>> begin Input rows

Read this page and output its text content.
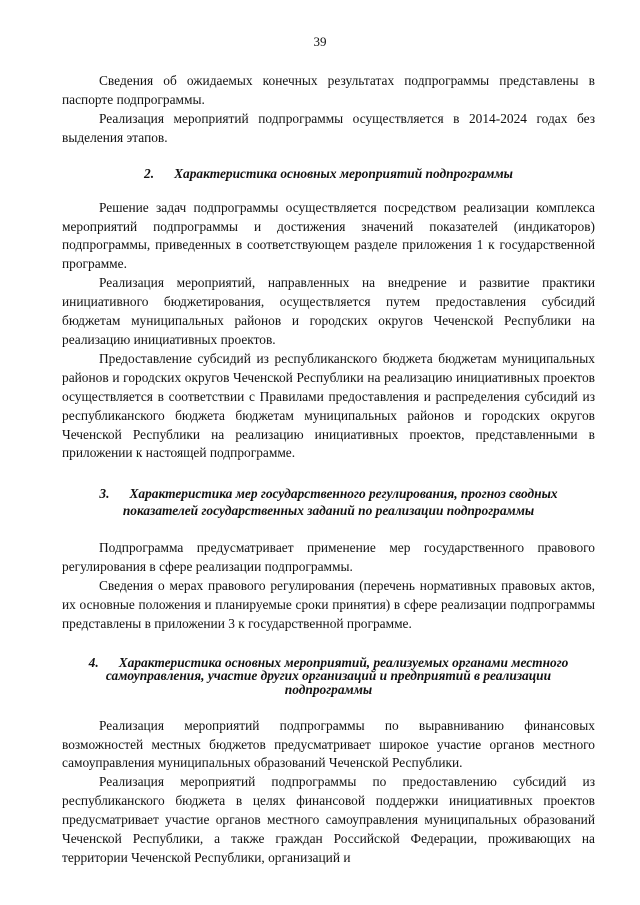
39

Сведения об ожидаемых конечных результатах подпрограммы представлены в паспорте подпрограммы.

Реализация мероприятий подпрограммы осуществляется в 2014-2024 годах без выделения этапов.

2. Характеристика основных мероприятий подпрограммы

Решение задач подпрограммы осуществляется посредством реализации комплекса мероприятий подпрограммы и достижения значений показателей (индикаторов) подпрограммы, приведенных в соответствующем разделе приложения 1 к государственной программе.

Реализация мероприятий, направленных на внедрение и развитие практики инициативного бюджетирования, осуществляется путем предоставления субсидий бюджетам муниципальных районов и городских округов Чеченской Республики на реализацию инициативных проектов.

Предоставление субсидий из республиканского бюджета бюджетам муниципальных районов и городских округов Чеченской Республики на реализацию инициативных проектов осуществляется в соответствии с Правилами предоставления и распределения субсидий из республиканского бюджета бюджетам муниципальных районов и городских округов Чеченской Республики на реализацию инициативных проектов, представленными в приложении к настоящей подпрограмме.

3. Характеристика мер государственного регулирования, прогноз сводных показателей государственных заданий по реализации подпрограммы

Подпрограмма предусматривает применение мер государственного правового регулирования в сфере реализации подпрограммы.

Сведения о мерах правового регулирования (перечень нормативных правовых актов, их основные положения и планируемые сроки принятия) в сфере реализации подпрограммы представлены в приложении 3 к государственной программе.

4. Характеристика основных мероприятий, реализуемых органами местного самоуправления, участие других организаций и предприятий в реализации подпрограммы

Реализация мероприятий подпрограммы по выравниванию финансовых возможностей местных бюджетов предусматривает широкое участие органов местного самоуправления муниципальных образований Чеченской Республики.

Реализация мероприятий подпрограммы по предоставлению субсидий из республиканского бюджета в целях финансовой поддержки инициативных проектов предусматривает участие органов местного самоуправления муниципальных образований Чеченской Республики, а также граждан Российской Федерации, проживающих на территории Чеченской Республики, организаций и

>> end Input rows
>> begin Input rows

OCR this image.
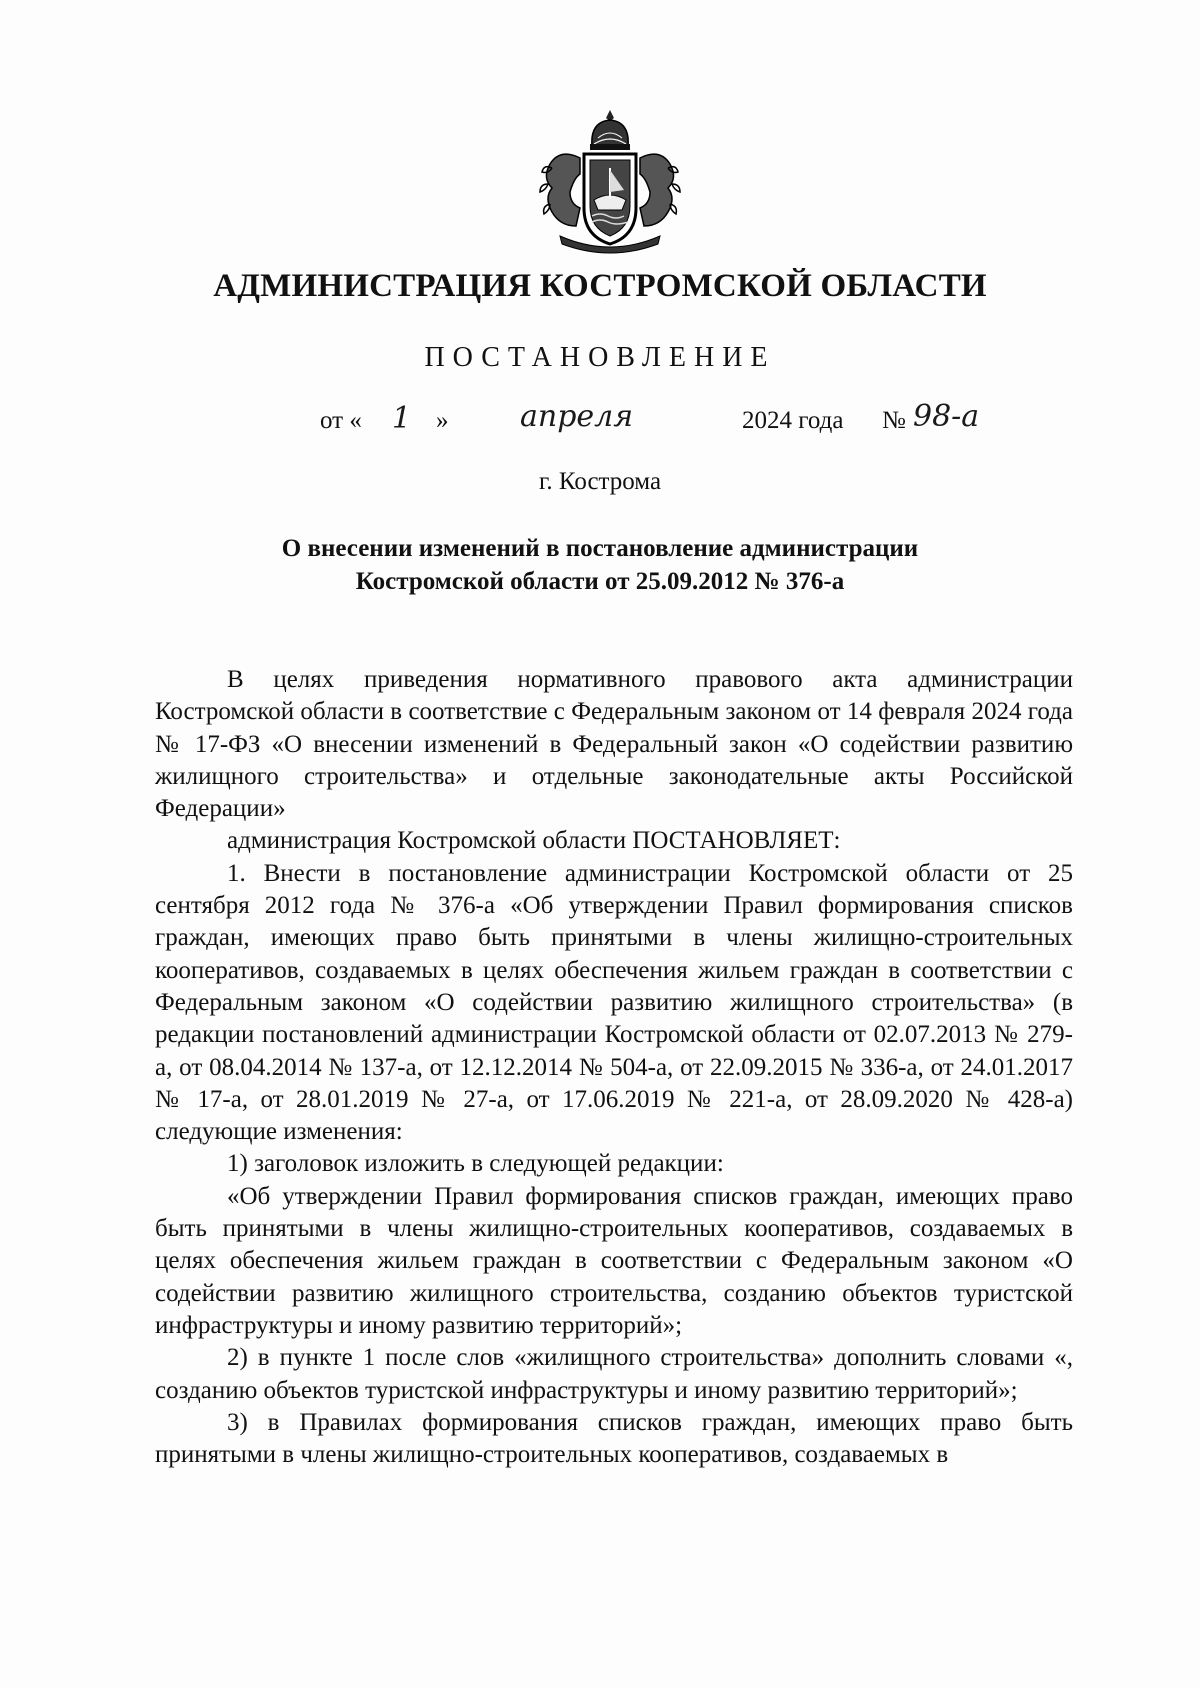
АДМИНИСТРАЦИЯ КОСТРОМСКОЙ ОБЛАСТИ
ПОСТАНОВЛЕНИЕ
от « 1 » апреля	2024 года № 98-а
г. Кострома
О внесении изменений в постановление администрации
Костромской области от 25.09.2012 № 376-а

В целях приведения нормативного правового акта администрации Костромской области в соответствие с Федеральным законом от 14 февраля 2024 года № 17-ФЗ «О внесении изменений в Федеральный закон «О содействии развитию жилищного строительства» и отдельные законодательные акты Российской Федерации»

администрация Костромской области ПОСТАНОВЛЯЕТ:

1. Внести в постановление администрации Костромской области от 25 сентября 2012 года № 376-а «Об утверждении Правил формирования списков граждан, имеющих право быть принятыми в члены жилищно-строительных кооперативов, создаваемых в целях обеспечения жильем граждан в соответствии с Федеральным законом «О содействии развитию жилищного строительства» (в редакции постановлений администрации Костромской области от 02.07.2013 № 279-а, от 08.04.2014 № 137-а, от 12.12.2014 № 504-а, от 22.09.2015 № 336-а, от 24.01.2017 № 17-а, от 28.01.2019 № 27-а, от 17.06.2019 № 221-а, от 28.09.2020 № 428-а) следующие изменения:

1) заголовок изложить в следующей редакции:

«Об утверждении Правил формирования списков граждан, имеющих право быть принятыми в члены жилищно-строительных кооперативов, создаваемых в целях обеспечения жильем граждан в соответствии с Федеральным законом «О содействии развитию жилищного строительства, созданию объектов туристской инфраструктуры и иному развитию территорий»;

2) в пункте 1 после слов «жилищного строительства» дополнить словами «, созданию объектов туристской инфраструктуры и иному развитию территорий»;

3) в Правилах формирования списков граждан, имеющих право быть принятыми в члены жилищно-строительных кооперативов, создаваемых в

>> end Input rows

● **Problem description**
Where a line holds "изменений", copy it out.

● **Exercise response**
О внесении изменений в постановление администрации
В целях приведения нормативного правового акта администрации Костромской области в соответствие с Федеральным законом от 14 февраля 2024 года № 17-ФЗ «О внесении изменений в Федеральный закон «О содействии развитию жилищного строительства» и отдельные законодательные акты Российской Федерации»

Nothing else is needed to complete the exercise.